▸ WRITTEN TASK: The entries are to be returned exactly, with images left out.

Dataset excerpts:
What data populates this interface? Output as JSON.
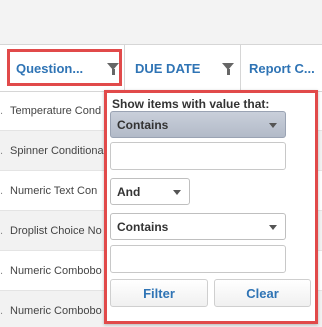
{
  "columns": {
    "question": "Question...",
    "due_date": "DUE DATE",
    "report": "Report C..."
  },
  "rows": [
    {
      "text": "Temperature Cond"
    },
    {
      "text": "Spinner Conditiona"
    },
    {
      "text": "Numeric Text Con"
    },
    {
      "text": "Droplist Choice No"
    },
    {
      "text": "Numeric Combobo"
    },
    {
      "text": "Numeric Combobo"
    }
  ],
  "filter_popup": {
    "title": "Show items with value that:",
    "condition1": "Contains",
    "value1": "",
    "logic": "And",
    "condition2": "Contains",
    "value2": "",
    "filter_label": "Filter",
    "clear_label": "Clear"
  },
  "colors": {
    "accent": "#2f74b5",
    "highlight": "#e14a4a"
  }
}
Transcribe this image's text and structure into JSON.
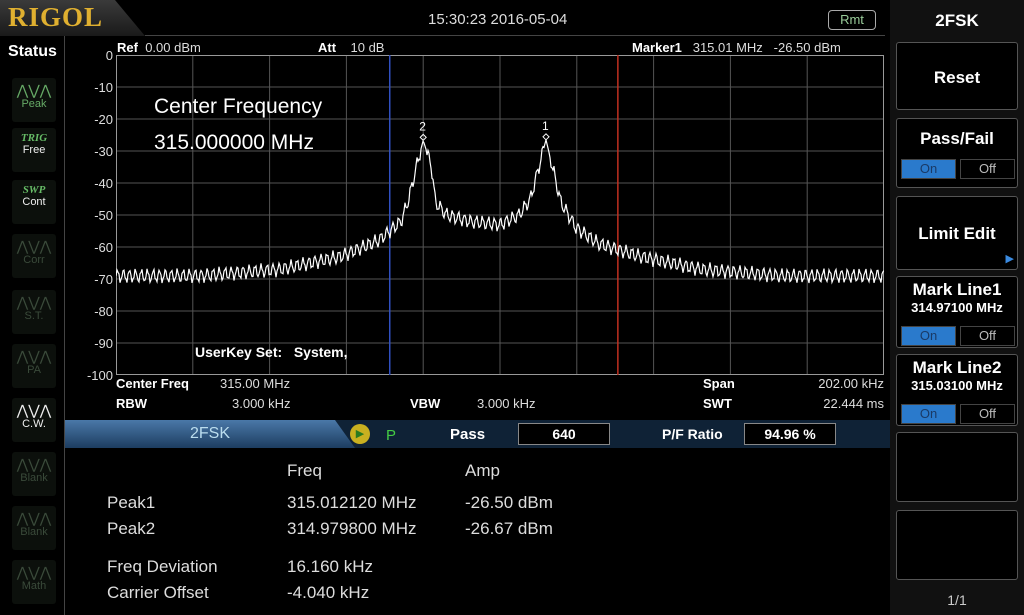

▸ WRITTEN SOLUTION:
What data populates this interface? Output as JSON.
{
  "columns": {
    "question": "Question...",
    "due_date": "DUE DATE",
    "report": "Report C..."
  },
  "rows": [
    {
      "text": "Temperature Cond"
    },
    {
      "text": "Spinner Conditiona"
    },
    {
      "text": "Numeric Text Con"
    },
    {
      "text": "Droplist Choice No"
    },
    {
      "text": "Numeric Combobo"
    },
    {
      "text": "Numeric Combobo"
    }
  ],
  "filter_popup": {
    "title": "Show items with value that:",
    "condition1": "Contains",
    "value1": "",
    "logic": "And",
    "condition2": "Contains",
    "value2": "",
    "filter_label": "Filter",
    "clear_label": "Clear"
  },
  "colors": {
    "accent": "#2f74b5",
    "highlight": "#e14a4a"
  }
}
Transcribe this image's text and structure into JSON.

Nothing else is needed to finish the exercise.